◆ DATA PROVIDED:
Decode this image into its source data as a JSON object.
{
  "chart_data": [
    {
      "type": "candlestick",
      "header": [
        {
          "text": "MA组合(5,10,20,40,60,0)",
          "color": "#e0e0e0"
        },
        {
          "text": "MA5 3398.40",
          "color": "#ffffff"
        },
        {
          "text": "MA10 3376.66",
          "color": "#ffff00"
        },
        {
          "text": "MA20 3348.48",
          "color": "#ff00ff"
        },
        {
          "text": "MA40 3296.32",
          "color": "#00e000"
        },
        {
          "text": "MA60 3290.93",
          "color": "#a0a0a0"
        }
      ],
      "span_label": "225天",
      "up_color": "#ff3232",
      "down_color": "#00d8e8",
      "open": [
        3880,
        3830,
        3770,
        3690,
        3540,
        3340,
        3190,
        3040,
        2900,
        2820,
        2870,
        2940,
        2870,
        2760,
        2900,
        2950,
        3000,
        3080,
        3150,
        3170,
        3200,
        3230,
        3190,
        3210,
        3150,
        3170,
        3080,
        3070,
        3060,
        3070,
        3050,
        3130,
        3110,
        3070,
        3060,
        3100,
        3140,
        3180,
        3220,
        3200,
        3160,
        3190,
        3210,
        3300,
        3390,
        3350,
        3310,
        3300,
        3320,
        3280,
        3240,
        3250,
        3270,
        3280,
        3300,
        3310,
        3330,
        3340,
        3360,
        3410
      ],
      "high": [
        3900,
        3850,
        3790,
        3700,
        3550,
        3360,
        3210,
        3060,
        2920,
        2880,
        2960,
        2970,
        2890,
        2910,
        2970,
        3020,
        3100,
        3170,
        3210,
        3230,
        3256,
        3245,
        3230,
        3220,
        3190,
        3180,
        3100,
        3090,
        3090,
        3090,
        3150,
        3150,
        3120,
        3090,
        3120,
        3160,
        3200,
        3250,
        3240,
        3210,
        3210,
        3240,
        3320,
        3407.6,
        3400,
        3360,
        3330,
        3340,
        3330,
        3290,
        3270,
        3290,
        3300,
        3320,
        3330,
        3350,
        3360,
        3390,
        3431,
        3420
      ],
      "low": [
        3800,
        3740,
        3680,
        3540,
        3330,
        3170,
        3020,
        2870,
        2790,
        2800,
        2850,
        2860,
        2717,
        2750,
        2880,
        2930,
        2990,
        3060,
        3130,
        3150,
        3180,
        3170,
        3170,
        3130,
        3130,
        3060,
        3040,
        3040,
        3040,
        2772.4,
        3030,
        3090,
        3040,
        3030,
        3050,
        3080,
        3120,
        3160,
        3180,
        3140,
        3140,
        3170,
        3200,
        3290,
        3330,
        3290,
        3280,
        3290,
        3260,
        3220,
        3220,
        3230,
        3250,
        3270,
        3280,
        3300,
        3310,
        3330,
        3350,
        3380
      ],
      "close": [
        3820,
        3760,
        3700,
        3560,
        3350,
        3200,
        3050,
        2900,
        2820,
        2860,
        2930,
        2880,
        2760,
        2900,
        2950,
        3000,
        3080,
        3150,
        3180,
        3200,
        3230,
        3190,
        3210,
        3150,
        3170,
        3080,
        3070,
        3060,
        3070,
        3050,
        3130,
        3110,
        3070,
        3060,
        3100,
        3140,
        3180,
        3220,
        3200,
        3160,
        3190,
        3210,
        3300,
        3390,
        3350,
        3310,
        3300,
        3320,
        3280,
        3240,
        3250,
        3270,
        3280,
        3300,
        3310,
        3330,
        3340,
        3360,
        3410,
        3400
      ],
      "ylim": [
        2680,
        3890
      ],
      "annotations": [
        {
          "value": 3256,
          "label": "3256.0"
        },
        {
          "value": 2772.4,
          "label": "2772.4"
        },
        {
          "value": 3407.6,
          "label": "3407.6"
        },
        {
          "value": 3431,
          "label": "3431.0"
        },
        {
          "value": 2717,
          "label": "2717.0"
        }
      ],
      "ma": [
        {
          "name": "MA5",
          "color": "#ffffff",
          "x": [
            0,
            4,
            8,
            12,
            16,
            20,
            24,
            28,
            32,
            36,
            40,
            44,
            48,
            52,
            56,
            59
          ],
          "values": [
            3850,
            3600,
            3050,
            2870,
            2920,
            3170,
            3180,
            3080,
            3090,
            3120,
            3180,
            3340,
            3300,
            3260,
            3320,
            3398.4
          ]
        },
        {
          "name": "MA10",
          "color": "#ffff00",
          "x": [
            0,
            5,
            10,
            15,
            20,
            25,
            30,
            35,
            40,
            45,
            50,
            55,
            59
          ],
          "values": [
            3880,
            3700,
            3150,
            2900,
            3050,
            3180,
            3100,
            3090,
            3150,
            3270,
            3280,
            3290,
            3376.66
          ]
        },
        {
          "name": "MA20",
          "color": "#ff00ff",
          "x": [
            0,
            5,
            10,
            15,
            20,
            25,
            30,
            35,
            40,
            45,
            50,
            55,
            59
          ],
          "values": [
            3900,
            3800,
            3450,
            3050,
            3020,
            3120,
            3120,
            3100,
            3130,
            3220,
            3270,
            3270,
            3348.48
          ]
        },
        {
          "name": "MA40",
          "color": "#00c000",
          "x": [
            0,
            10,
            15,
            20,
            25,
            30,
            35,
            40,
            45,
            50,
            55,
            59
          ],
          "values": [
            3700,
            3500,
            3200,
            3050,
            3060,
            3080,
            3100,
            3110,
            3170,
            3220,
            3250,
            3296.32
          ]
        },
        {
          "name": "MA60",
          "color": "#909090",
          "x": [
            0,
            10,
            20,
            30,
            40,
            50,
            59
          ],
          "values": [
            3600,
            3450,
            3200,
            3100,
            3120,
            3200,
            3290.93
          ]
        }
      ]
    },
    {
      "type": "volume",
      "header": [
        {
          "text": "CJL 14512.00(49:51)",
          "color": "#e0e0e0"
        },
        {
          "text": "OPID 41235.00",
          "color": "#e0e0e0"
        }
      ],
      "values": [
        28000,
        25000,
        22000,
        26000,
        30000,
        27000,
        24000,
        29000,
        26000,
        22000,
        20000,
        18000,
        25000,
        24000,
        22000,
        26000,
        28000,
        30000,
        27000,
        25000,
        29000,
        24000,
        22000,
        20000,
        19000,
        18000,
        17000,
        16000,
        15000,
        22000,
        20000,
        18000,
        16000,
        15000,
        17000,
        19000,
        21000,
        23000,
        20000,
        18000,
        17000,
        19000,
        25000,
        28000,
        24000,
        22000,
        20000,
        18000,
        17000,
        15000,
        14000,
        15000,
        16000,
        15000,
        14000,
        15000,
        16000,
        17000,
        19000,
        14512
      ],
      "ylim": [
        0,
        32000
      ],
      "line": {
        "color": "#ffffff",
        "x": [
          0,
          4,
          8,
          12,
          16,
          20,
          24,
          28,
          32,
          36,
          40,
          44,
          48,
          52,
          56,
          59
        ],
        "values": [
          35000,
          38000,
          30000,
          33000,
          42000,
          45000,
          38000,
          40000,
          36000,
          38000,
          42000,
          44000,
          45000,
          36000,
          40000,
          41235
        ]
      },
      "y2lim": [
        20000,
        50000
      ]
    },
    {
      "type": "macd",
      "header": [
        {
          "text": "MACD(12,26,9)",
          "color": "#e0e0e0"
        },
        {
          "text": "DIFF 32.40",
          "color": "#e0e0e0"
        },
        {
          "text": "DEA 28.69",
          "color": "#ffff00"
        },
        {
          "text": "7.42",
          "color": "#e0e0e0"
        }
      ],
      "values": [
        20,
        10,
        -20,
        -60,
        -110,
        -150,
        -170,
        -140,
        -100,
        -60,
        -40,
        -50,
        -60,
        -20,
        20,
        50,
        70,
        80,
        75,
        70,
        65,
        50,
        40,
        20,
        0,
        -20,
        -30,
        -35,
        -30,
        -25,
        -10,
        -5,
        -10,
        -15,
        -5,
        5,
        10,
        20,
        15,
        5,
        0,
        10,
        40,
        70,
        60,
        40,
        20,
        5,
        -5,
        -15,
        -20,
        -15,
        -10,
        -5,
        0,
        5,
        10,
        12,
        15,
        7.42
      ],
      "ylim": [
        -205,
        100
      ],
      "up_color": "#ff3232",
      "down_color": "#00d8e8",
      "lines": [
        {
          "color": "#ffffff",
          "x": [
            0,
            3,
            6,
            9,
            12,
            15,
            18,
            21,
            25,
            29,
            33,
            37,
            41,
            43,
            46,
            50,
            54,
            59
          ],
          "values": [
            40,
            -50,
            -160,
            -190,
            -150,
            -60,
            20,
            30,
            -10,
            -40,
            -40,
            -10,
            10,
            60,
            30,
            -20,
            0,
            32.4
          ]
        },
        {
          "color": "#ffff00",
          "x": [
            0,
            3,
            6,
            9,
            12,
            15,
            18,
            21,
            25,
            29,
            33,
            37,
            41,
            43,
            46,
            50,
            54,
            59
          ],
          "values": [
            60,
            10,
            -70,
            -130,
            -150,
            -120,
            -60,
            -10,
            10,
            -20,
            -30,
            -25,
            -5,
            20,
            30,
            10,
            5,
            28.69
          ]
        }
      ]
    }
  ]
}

◆ TASK DETAILS:
In the entries above, identify each line that includes the string "text", then copy it.

◆ FINISHED TASK:
          "text": "MA组合(5,10,20,40,60,0)",
          "text": "MA5 3398.40",
          "text": "MA10 3376.66",
          "text": "MA20 3348.48",
          "text": "MA40 3296.32",
          "text": "MA60 3290.93",
          "text": "CJL 14512.00(49:51)",
          "text": "OPID 41235.00",
          "text": "MACD(12,26,9)",
          "text": "DIFF 32.40",
          "text": "DEA 28.69",
          "text": "7.42",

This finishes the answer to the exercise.